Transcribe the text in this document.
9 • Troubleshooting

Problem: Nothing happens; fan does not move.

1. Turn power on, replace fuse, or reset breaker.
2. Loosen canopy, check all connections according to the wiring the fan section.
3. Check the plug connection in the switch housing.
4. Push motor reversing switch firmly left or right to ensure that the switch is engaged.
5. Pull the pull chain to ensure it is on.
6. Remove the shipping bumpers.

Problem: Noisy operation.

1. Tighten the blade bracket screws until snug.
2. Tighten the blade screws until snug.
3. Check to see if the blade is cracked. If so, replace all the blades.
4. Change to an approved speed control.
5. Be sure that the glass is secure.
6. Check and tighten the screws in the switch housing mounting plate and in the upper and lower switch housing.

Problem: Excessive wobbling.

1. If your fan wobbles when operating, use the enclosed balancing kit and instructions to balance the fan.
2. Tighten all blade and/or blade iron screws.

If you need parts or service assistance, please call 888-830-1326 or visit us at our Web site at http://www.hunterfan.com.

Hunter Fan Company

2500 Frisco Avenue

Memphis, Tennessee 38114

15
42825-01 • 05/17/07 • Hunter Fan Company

## YOUR TASK
Retype all the material above precisely, with no line left out.

## REPLY TO THE TASK
Transcribe the text in this document.
9 • Troubleshooting

Problem: Nothing happens; fan does not move.

1. Turn power on, replace fuse, or reset breaker.
2. Loosen canopy, check all connections according to the wiring the fan section.
3. Check the plug connection in the switch housing.
4. Push motor reversing switch firmly left or right to ensure that the switch is engaged.
5. Pull the pull chain to ensure it is on.
6. Remove the shipping bumpers.

Problem: Noisy operation.

1. Tighten the blade bracket screws until snug.
2. Tighten the blade screws until snug.
3. Check to see if the blade is cracked. If so, replace all the blades.
4. Change to an approved speed control.
5. Be sure that the glass is secure.
6. Check and tighten the screws in the switch housing mounting plate and in the upper and lower switch housing.

Problem: Excessive wobbling.

1. If your fan wobbles when operating, use the enclosed balancing kit and instructions to balance the fan.
2. Tighten all blade and/or blade iron screws.

If you need parts or service assistance, please call 888-830-1326 or visit us at our Web site at http://www.hunterfan.com.

Hunter Fan Company

2500 Frisco Avenue

Memphis, Tennessee 38114

15
42825-01 • 05/17/07 • Hunter Fan Company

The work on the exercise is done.